Figure record listings:
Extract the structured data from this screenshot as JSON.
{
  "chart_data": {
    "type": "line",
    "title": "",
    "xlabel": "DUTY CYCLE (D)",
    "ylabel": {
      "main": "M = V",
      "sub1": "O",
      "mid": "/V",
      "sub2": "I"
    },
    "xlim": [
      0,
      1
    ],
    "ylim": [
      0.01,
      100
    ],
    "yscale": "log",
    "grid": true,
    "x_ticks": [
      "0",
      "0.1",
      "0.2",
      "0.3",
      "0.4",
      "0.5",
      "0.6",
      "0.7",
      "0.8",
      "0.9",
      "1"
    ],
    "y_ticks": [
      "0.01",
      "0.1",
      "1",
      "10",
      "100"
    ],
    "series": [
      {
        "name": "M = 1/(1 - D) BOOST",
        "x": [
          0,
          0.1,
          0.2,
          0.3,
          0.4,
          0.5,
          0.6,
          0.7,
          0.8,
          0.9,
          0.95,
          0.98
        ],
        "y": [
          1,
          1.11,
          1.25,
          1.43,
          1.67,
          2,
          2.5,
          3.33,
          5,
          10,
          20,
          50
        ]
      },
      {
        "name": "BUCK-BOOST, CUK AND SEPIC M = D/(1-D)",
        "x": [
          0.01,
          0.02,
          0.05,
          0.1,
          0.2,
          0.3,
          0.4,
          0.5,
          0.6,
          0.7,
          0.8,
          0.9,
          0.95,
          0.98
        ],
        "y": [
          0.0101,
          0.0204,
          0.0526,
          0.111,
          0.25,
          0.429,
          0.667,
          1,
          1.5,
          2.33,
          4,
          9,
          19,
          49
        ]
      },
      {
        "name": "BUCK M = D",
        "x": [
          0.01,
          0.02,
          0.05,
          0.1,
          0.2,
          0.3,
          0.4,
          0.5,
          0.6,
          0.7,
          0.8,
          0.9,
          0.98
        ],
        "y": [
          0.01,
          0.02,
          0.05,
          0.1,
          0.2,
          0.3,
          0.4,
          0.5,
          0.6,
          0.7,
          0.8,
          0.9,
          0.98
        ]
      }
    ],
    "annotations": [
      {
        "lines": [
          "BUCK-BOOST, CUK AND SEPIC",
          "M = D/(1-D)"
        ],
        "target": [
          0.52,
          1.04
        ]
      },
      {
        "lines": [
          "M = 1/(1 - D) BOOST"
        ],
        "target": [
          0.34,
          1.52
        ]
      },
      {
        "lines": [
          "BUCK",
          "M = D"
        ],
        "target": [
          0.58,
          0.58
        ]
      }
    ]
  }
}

GIVEN INSTRUCTION:
Return every line in the listing that contains the word "name".

TASK RESPONSE:
        "name": "M = 1/(1 - D) BOOST",
        "name": "BUCK-BOOST, CUK AND SEPIC M = D/(1-D)",
        "name": "BUCK M = D",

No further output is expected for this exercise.